***** DATA PROVIDED *****

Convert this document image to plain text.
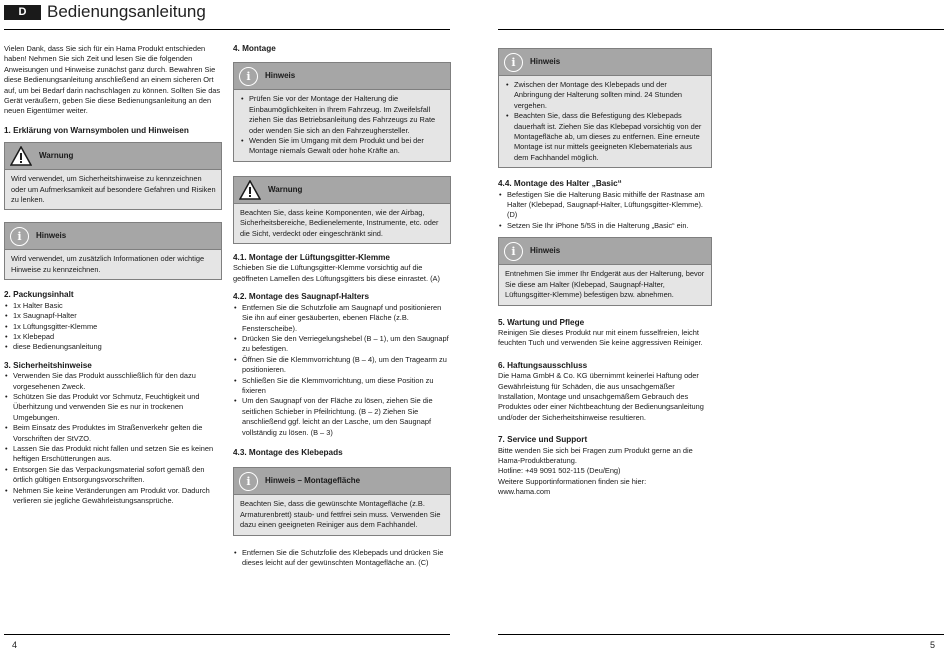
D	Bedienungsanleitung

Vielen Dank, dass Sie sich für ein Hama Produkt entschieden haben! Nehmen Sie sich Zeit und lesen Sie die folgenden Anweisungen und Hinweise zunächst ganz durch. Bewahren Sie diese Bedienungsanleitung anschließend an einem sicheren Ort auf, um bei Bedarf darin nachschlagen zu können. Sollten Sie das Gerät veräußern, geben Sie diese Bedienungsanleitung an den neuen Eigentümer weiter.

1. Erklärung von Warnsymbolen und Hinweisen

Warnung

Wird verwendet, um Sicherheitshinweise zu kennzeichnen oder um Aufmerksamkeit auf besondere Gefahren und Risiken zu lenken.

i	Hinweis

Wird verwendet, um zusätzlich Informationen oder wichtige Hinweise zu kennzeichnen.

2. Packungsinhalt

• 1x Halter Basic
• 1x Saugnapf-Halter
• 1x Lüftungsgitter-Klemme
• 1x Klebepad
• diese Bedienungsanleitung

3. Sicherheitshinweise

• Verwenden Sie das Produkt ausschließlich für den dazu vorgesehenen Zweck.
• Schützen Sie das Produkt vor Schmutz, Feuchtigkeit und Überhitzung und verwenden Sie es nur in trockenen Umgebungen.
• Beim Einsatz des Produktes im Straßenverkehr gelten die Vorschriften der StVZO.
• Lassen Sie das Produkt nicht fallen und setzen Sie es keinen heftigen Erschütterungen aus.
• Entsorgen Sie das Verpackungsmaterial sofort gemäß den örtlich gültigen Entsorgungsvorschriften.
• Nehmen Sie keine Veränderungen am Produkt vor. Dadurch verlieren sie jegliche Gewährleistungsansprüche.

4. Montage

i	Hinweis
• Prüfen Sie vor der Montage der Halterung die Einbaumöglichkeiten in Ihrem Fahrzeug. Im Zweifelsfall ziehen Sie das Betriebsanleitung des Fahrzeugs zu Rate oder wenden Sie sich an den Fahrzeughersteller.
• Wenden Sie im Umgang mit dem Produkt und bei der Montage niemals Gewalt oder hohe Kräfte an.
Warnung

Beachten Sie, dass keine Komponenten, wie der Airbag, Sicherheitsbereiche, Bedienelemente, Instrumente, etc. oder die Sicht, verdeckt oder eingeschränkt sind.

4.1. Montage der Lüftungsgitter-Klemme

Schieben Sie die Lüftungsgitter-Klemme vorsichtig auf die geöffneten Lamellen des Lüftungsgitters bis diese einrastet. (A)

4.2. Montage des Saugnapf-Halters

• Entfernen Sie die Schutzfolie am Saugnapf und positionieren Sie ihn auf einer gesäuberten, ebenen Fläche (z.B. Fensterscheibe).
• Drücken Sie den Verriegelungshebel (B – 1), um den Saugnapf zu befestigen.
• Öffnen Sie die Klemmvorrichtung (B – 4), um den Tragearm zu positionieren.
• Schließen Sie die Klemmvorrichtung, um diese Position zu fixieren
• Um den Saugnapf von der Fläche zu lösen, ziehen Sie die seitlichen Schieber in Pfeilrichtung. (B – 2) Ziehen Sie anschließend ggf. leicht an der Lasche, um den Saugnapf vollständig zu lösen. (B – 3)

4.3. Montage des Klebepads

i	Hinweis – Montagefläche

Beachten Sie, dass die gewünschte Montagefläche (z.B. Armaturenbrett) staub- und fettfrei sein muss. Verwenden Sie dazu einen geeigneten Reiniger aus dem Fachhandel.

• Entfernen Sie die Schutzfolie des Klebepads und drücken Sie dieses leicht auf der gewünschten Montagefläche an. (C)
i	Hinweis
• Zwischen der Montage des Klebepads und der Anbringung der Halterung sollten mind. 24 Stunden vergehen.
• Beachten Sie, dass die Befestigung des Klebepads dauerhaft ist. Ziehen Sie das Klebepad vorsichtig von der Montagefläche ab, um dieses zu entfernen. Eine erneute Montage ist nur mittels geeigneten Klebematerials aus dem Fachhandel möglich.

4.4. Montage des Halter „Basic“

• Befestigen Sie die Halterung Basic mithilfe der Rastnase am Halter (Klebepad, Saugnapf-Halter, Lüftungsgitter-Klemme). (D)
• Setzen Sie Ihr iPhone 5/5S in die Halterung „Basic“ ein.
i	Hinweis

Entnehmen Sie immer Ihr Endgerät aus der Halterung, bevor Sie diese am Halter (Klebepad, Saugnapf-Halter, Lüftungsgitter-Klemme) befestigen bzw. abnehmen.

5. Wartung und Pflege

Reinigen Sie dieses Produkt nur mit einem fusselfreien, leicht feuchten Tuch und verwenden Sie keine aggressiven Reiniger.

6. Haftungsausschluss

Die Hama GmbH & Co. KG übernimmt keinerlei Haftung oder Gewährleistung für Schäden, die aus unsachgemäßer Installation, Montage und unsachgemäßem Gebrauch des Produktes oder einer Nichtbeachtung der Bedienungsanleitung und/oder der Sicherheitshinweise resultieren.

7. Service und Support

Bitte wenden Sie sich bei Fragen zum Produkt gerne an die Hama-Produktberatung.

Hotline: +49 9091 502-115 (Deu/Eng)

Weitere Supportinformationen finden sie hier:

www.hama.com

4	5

*****
***** DATA PROVIDED *****

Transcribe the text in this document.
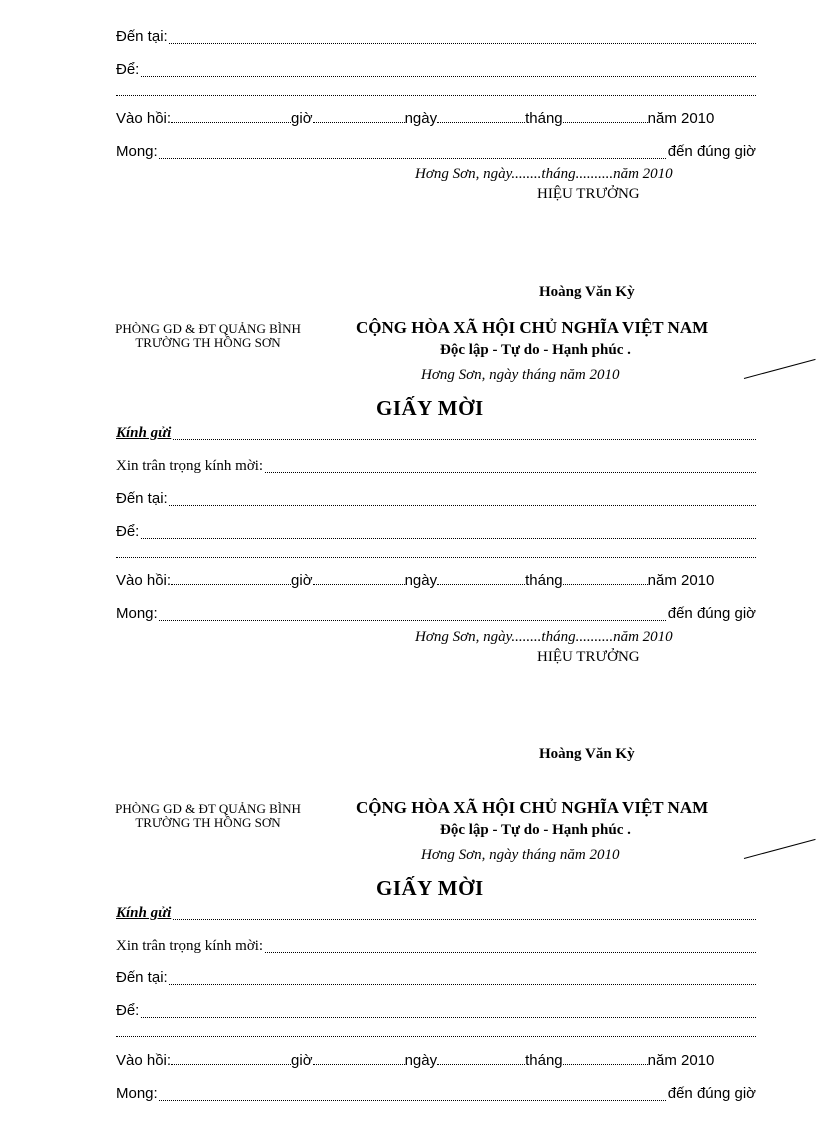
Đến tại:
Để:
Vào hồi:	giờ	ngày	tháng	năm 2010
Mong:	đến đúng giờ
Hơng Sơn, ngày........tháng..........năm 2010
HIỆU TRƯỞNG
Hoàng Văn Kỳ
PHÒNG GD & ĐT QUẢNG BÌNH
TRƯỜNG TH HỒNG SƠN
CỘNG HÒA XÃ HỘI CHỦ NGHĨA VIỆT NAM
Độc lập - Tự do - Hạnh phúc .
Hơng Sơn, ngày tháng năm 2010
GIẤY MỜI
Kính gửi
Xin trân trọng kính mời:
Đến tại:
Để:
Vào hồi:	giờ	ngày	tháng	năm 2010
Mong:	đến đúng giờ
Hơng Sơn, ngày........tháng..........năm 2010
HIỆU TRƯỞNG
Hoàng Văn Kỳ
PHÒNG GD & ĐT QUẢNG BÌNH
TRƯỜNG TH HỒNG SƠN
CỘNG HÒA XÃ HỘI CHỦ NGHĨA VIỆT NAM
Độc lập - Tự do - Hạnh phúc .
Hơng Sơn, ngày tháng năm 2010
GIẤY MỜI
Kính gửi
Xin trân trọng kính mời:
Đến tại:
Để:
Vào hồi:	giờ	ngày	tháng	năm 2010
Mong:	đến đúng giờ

*****
***** DATA PROVIDED *****

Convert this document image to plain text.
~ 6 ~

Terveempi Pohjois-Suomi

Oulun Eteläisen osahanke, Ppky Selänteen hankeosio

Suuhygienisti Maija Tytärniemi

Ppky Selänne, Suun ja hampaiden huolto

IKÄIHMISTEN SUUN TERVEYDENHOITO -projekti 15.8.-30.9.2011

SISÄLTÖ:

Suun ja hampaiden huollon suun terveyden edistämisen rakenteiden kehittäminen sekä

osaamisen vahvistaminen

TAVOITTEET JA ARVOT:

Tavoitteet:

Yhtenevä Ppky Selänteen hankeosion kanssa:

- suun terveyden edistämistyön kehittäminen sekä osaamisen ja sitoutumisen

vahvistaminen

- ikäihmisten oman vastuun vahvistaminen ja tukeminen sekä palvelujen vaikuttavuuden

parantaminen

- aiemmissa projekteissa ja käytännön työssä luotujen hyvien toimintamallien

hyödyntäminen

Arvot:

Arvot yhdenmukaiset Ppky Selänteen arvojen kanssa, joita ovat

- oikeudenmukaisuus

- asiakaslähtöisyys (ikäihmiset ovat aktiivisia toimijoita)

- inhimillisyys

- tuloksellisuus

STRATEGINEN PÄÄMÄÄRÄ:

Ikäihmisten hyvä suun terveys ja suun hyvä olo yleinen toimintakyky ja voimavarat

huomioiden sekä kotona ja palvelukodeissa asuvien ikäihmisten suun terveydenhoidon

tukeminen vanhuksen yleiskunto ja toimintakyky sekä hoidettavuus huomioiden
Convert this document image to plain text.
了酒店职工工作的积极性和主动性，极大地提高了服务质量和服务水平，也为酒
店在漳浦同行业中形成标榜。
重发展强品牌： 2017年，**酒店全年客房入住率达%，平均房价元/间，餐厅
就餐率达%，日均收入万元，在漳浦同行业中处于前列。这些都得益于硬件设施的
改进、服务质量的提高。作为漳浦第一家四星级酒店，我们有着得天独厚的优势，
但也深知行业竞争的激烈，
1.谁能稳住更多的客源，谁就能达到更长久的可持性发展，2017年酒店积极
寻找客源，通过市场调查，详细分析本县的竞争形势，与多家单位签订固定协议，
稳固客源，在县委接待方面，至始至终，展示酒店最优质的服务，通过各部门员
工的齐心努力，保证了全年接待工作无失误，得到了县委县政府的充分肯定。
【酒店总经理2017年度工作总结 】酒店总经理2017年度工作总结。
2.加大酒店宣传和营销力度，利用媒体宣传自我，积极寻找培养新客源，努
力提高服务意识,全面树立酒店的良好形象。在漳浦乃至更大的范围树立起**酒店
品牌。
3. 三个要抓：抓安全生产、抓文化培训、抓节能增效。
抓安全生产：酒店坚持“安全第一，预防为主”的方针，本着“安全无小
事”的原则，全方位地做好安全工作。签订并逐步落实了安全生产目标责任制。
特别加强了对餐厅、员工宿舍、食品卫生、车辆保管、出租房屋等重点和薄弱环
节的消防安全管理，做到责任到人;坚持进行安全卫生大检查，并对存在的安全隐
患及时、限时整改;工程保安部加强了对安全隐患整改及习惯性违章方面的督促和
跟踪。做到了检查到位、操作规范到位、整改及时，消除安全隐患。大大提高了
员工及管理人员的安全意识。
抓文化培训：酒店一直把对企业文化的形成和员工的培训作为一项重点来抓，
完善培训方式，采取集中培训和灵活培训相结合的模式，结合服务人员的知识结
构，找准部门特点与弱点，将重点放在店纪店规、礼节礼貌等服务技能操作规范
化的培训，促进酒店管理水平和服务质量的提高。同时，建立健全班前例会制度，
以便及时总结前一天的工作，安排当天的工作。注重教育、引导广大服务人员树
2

*****

▶ [YOUR TASK]:
Say, as a single number and nothing more, how many lines of the entries contain the word "kennzeichnen".

▶ [EXERCISE RESPONSE]:
2